WHAT NEEDS TO BE DONE:
All the data should come back exactly as it was given.

(Extracted data entries)
* * * * *

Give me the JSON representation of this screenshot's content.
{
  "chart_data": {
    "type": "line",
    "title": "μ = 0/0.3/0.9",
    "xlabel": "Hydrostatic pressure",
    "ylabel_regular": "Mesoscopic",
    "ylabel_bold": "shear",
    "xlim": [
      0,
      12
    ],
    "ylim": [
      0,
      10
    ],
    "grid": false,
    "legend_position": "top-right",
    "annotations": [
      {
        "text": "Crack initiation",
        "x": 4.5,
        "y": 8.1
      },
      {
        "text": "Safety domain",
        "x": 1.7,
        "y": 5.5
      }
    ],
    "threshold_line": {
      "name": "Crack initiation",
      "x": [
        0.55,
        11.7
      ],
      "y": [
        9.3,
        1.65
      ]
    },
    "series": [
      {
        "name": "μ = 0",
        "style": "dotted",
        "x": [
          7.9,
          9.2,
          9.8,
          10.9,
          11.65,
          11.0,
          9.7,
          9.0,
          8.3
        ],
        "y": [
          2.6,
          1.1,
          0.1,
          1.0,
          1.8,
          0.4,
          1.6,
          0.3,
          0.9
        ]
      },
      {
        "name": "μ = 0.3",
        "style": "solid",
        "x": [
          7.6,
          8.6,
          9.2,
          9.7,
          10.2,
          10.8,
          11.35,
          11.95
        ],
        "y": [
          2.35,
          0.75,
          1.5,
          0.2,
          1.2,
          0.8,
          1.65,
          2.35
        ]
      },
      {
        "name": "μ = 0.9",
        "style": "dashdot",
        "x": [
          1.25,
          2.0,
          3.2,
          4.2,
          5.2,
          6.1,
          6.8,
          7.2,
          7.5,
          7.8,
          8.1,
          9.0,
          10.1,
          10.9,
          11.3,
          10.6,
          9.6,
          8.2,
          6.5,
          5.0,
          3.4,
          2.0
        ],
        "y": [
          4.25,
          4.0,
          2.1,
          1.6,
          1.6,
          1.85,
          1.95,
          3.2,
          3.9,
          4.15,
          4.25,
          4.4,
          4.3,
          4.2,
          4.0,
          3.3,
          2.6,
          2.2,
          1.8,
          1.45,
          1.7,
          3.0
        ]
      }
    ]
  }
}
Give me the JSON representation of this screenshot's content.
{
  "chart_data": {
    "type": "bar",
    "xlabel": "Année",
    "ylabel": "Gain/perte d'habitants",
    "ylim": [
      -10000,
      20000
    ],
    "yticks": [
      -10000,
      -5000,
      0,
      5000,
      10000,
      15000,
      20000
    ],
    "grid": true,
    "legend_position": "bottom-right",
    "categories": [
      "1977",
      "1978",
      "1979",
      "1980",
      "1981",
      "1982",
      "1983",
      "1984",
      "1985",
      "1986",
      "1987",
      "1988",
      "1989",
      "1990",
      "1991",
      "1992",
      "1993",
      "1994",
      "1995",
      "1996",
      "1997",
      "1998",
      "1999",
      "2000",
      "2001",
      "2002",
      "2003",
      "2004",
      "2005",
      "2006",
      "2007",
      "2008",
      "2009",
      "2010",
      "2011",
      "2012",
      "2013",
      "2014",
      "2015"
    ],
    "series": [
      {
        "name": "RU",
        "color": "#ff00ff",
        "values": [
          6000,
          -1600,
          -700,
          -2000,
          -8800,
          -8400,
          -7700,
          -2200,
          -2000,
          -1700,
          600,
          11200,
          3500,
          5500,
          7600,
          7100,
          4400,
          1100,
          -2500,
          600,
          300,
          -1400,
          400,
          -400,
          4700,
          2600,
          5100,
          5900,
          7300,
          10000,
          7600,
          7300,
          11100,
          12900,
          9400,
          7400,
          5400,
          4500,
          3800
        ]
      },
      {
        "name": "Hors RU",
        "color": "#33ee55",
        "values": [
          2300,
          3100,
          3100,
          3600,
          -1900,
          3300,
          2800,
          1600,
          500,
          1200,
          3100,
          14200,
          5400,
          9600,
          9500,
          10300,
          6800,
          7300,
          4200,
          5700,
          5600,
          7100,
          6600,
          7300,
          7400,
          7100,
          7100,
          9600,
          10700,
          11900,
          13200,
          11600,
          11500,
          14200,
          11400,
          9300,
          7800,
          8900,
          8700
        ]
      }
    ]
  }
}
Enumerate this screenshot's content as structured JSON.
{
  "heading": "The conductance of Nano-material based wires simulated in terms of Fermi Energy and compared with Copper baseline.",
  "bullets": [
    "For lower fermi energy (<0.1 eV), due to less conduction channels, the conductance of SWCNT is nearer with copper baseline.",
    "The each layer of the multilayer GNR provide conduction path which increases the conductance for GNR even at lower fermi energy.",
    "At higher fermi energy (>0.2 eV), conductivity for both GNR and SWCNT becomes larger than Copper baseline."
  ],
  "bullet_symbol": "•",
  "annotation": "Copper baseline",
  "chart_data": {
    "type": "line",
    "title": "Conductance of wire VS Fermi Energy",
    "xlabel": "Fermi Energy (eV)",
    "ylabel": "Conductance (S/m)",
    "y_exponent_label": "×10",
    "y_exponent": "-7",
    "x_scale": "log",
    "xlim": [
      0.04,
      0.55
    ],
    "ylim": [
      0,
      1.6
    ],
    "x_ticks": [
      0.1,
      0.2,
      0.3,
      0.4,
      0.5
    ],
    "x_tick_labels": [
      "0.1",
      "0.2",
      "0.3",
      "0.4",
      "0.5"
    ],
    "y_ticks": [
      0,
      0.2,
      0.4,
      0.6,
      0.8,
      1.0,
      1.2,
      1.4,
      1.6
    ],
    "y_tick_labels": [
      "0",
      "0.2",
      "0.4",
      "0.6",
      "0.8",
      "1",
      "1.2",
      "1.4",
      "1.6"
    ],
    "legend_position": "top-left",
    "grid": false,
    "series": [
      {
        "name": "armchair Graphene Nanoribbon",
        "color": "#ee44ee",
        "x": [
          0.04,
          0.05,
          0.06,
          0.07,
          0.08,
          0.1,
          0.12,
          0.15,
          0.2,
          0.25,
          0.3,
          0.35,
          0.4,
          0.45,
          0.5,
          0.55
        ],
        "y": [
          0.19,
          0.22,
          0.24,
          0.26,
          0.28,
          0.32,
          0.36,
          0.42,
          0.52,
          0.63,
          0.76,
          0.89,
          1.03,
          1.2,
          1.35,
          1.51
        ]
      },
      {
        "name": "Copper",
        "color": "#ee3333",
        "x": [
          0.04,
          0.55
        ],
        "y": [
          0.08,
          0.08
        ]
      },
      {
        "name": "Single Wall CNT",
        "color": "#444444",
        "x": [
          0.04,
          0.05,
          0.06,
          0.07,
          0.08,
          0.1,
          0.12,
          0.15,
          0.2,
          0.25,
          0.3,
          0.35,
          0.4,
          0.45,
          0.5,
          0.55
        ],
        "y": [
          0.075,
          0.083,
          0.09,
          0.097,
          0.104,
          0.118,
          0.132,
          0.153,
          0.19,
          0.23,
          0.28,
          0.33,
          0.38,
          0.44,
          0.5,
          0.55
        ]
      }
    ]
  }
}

* * * * *

CORRECT ANSWER:
Give me the JSON representation of this screenshot's content.
{
  "chart_data": {
    "type": "line",
    "title": "μ = 0/0.3/0.9",
    "xlabel": "Hydrostatic pressure",
    "ylabel_regular": "Mesoscopic",
    "ylabel_bold": "shear",
    "xlim": [
      0,
      12
    ],
    "ylim": [
      0,
      10
    ],
    "grid": false,
    "legend_position": "top-right",
    "annotations": [
      {
        "text": "Crack initiation",
        "x": 4.5,
        "y": 8.1
      },
      {
        "text": "Safety domain",
        "x": 1.7,
        "y": 5.5
      }
    ],
    "threshold_line": {
      "name": "Crack initiation",
      "x": [
        0.55,
        11.7
      ],
      "y": [
        9.3,
        1.65
      ]
    },
    "series": [
      {
        "name": "μ = 0",
        "style": "dotted",
        "x": [
          7.9,
          9.2,
          9.8,
          10.9,
          11.65,
          11.0,
          9.7,
          9.0,
          8.3
        ],
        "y": [
          2.6,
          1.1,
          0.1,
          1.0,
          1.8,
          0.4,
          1.6,
          0.3,
          0.9
        ]
      },
      {
        "name": "μ = 0.3",
        "style": "solid",
        "x": [
          7.6,
          8.6,
          9.2,
          9.7,
          10.2,
          10.8,
          11.35,
          11.95
        ],
        "y": [
          2.35,
          0.75,
          1.5,
          0.2,
          1.2,
          0.8,
          1.65,
          2.35
        ]
      },
      {
        "name": "μ = 0.9",
        "style": "dashdot",
        "x": [
          1.25,
          2.0,
          3.2,
          4.2,
          5.2,
          6.1,
          6.8,
          7.2,
          7.5,
          7.8,
          8.1,
          9.0,
          10.1,
          10.9,
          11.3,
          10.6,
          9.6,
          8.2,
          6.5,
          5.0,
          3.4,
          2.0
        ],
        "y": [
          4.25,
          4.0,
          2.1,
          1.6,
          1.6,
          1.85,
          1.95,
          3.2,
          3.9,
          4.15,
          4.25,
          4.4,
          4.3,
          4.2,
          4.0,
          3.3,
          2.6,
          2.2,
          1.8,
          1.45,
          1.7,
          3.0
        ]
      }
    ]
  }
}
Give me the JSON representation of this screenshot's content.
{
  "chart_data": {
    "type": "bar",
    "xlabel": "Année",
    "ylabel": "Gain/perte d'habitants",
    "ylim": [
      -10000,
      20000
    ],
    "yticks": [
      -10000,
      -5000,
      0,
      5000,
      10000,
      15000,
      20000
    ],
    "grid": true,
    "legend_position": "bottom-right",
    "categories": [
      "1977",
      "1978",
      "1979",
      "1980",
      "1981",
      "1982",
      "1983",
      "1984",
      "1985",
      "1986",
      "1987",
      "1988",
      "1989",
      "1990",
      "1991",
      "1992",
      "1993",
      "1994",
      "1995",
      "1996",
      "1997",
      "1998",
      "1999",
      "2000",
      "2001",
      "2002",
      "2003",
      "2004",
      "2005",
      "2006",
      "2007",
      "2008",
      "2009",
      "2010",
      "2011",
      "2012",
      "2013",
      "2014",
      "2015"
    ],
    "series": [
      {
        "name": "RU",
        "color": "#ff00ff",
        "values": [
          6000,
          -1600,
          -700,
          -2000,
          -8800,
          -8400,
          -7700,
          -2200,
          -2000,
          -1700,
          600,
          11200,
          3500,
          5500,
          7600,
          7100,
          4400,
          1100,
          -2500,
          600,
          300,
          -1400,
          400,
          -400,
          4700,
          2600,
          5100,
          5900,
          7300,
          10000,
          7600,
          7300,
          11100,
          12900,
          9400,
          7400,
          5400,
          4500,
          3800
        ]
      },
      {
        "name": "Hors RU",
        "color": "#33ee55",
        "values": [
          2300,
          3100,
          3100,
          3600,
          -1900,
          3300,
          2800,
          1600,
          500,
          1200,
          3100,
          14200,
          5400,
          9600,
          9500,
          10300,
          6800,
          7300,
          4200,
          5700,
          5600,
          7100,
          6600,
          7300,
          7400,
          7100,
          7100,
          9600,
          10700,
          11900,
          13200,
          11600,
          11500,
          14200,
          11400,
          9300,
          7800,
          8900,
          8700
        ]
      }
    ]
  }
}
Enumerate this screenshot's content as structured JSON.
{
  "heading": "The conductance of Nano-material based wires simulated in terms of Fermi Energy and compared with Copper baseline.",
  "bullets": [
    "For lower fermi energy (<0.1 eV), due to less conduction channels, the conductance of SWCNT is nearer with copper baseline.",
    "The each layer of the multilayer GNR provide conduction path which increases the conductance for GNR even at lower fermi energy.",
    "At higher fermi energy (>0.2 eV), conductivity for both GNR and SWCNT becomes larger than Copper baseline."
  ],
  "bullet_symbol": "•",
  "annotation": "Copper baseline",
  "chart_data": {
    "type": "line",
    "title": "Conductance of wire VS Fermi Energy",
    "xlabel": "Fermi Energy (eV)",
    "ylabel": "Conductance (S/m)",
    "y_exponent_label": "×10",
    "y_exponent": "-7",
    "x_scale": "log",
    "xlim": [
      0.04,
      0.55
    ],
    "ylim": [
      0,
      1.6
    ],
    "x_ticks": [
      0.1,
      0.2,
      0.3,
      0.4,
      0.5
    ],
    "x_tick_labels": [
      "0.1",
      "0.2",
      "0.3",
      "0.4",
      "0.5"
    ],
    "y_ticks": [
      0,
      0.2,
      0.4,
      0.6,
      0.8,
      1.0,
      1.2,
      1.4,
      1.6
    ],
    "y_tick_labels": [
      "0",
      "0.2",
      "0.4",
      "0.6",
      "0.8",
      "1",
      "1.2",
      "1.4",
      "1.6"
    ],
    "legend_position": "top-left",
    "grid": false,
    "series": [
      {
        "name": "armchair Graphene Nanoribbon",
        "color": "#ee44ee",
        "x": [
          0.04,
          0.05,
          0.06,
          0.07,
          0.08,
          0.1,
          0.12,
          0.15,
          0.2,
          0.25,
          0.3,
          0.35,
          0.4,
          0.45,
          0.5,
          0.55
        ],
        "y": [
          0.19,
          0.22,
          0.24,
          0.26,
          0.28,
          0.32,
          0.36,
          0.42,
          0.52,
          0.63,
          0.76,
          0.89,
          1.03,
          1.2,
          1.35,
          1.51
        ]
      },
      {
        "name": "Copper",
        "color": "#ee3333",
        "x": [
          0.04,
          0.55
        ],
        "y": [
          0.08,
          0.08
        ]
      },
      {
        "name": "Single Wall CNT",
        "color": "#444444",
        "x": [
          0.04,
          0.05,
          0.06,
          0.07,
          0.08,
          0.1,
          0.12,
          0.15,
          0.2,
          0.25,
          0.3,
          0.35,
          0.4,
          0.45,
          0.5,
          0.55
        ],
        "y": [
          0.075,
          0.083,
          0.09,
          0.097,
          0.104,
          0.118,
          0.132,
          0.153,
          0.19,
          0.23,
          0.28,
          0.33,
          0.38,
          0.44,
          0.5,
          0.55
        ]
      }
    ]
  }
}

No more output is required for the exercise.